What is needed:
From the entries below, list each line with "desmenuzado".

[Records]
================

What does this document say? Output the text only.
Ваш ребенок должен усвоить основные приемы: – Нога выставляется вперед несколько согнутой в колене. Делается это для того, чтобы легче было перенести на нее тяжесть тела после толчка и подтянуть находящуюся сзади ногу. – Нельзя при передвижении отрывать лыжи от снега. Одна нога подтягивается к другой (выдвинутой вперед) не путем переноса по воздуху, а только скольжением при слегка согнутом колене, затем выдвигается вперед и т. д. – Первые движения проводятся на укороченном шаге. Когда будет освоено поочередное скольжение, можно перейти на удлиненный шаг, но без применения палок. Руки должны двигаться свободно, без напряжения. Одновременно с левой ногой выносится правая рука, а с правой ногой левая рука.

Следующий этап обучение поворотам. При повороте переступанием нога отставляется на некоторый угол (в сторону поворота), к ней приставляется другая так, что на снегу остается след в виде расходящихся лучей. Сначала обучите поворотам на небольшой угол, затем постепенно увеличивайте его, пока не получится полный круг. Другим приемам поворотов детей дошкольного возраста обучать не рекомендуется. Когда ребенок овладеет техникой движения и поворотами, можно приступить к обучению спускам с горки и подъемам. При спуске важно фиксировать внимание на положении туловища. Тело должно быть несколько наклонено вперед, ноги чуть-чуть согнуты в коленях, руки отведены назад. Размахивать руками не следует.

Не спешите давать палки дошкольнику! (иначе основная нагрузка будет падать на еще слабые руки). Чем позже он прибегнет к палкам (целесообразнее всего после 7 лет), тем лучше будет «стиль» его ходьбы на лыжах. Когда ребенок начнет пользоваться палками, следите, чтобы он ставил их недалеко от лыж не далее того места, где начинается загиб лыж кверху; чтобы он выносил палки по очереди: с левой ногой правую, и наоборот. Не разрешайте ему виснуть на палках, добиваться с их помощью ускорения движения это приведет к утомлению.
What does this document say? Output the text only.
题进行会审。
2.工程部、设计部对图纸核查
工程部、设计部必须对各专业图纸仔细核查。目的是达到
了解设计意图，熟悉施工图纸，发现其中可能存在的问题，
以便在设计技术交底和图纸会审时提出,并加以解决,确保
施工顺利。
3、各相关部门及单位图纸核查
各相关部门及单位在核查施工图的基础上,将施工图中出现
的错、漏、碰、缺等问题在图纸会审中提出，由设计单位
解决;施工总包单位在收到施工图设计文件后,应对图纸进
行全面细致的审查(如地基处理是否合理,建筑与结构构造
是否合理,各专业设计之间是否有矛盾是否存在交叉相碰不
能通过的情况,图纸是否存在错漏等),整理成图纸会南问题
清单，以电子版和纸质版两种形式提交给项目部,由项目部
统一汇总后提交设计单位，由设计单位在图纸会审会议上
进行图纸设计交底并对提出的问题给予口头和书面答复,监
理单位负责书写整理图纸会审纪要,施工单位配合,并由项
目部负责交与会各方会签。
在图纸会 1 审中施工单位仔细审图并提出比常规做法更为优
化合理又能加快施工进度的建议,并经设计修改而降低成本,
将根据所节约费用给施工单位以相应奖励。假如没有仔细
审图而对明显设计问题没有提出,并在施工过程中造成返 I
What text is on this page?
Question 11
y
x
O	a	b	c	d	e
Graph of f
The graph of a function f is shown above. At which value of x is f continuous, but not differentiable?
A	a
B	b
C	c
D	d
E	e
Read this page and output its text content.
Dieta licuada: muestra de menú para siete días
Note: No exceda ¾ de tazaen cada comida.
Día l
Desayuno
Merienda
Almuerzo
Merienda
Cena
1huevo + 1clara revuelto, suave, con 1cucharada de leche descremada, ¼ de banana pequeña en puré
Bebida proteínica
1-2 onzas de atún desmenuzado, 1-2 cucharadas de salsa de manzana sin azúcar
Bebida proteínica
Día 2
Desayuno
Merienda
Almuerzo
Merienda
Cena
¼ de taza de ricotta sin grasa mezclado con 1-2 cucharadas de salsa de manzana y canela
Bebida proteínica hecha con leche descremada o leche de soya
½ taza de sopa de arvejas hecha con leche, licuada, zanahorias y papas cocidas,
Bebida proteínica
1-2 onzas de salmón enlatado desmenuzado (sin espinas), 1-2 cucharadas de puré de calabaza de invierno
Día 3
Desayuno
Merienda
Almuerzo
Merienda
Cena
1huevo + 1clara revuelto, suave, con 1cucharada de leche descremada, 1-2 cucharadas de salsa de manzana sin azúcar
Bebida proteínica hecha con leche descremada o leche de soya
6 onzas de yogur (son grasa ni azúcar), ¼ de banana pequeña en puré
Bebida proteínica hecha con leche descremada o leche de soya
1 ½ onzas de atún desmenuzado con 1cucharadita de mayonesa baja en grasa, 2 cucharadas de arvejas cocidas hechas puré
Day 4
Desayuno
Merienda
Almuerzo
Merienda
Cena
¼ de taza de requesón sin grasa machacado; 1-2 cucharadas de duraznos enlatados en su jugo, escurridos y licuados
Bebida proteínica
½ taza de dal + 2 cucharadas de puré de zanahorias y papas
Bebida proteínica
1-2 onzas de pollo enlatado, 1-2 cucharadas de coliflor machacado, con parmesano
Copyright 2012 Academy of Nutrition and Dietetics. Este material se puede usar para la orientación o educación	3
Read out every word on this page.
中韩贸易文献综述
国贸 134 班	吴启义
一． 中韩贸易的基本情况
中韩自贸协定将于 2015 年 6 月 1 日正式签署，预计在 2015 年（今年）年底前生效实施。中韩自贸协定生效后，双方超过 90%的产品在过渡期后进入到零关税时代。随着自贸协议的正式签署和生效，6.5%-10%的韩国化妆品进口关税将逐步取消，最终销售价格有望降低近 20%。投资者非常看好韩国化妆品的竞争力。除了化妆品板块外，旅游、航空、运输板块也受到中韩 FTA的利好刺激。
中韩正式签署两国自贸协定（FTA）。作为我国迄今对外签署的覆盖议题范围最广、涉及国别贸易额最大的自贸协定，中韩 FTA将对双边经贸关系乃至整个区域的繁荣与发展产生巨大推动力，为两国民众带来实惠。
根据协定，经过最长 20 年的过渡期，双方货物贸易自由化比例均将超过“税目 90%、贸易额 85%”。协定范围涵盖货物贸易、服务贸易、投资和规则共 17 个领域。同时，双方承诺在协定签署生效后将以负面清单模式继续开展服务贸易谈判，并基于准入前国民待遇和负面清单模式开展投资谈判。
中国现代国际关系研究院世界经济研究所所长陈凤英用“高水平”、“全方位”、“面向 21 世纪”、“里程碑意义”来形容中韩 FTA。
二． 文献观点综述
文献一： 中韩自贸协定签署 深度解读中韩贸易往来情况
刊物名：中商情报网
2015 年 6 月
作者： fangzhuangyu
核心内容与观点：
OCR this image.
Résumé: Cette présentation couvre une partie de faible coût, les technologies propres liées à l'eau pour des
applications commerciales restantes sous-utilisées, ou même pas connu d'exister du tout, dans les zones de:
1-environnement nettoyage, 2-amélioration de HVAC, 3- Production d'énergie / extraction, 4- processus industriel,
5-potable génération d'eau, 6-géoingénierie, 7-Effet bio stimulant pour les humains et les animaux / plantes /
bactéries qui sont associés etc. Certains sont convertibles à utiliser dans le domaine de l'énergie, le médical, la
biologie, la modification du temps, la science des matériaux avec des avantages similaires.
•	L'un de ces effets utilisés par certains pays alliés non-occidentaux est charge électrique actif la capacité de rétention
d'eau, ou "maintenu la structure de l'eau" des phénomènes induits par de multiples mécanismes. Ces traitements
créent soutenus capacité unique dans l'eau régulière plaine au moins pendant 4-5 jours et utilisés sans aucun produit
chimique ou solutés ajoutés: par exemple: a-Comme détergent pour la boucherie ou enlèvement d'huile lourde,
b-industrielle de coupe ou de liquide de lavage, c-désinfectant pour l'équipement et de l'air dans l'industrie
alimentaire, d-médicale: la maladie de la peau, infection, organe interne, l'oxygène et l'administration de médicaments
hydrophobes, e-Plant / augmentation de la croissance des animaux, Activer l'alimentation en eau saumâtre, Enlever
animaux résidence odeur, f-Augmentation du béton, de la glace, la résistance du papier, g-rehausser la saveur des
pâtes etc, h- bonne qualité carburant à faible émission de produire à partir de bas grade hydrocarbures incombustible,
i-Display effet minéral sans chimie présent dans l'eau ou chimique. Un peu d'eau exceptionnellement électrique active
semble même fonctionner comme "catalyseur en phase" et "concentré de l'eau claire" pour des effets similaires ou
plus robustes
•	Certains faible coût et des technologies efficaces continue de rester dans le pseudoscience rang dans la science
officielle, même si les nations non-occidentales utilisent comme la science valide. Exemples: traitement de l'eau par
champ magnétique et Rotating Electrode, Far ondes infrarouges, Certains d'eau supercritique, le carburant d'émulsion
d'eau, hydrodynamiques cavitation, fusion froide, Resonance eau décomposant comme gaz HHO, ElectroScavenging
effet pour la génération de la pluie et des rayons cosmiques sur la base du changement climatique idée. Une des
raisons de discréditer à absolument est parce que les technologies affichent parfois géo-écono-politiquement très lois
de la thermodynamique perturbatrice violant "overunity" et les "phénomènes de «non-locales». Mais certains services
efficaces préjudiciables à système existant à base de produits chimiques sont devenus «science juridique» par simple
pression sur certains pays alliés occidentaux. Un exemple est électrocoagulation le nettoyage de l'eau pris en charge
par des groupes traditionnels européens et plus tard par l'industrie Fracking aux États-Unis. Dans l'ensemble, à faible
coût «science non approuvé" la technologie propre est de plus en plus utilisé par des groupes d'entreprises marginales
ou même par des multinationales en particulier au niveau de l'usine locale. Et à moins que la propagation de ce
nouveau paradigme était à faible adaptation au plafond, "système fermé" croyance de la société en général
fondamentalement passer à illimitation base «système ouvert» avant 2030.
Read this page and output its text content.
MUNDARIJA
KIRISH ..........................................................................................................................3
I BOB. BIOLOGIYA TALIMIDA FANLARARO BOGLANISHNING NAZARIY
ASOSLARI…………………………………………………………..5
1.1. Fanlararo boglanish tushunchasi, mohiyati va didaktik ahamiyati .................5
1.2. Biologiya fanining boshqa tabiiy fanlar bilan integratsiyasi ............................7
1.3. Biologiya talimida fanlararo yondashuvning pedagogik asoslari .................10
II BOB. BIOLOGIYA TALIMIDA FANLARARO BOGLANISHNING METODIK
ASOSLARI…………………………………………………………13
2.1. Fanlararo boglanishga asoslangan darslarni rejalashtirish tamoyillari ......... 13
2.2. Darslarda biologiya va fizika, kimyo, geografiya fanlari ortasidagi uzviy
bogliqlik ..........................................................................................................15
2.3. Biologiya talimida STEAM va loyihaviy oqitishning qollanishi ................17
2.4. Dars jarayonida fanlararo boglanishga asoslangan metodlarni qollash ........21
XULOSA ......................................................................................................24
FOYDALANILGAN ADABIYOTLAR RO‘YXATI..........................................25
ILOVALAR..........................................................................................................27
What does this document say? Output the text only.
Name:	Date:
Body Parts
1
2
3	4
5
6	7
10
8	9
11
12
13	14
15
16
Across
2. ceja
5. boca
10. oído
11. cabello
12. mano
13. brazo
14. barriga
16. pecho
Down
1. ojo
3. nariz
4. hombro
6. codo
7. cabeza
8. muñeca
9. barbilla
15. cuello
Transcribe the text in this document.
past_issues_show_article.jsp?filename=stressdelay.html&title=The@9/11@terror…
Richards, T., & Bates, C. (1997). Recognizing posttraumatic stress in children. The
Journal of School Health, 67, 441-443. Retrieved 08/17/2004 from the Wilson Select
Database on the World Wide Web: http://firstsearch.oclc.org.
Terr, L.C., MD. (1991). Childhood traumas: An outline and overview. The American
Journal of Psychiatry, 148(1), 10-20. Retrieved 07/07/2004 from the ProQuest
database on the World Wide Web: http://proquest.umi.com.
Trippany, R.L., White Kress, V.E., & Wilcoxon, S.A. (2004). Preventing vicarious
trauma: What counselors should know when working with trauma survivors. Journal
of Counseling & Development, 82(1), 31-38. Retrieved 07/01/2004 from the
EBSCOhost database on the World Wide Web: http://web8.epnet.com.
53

================

Answer below:
1-2 onzas de atún desmenuzado, 1-2 cucharadas de salsa de manzana sin azúcar
1-2 onzas de salmón enlatado desmenuzado (sin espinas), 1-2 cucharadas de puré de calabaza de invierno
1 ½ onzas de atún desmenuzado con 1cucharadita de mayonesa baja en grasa, 2 cucharadas de arvejas cocidas hechas puré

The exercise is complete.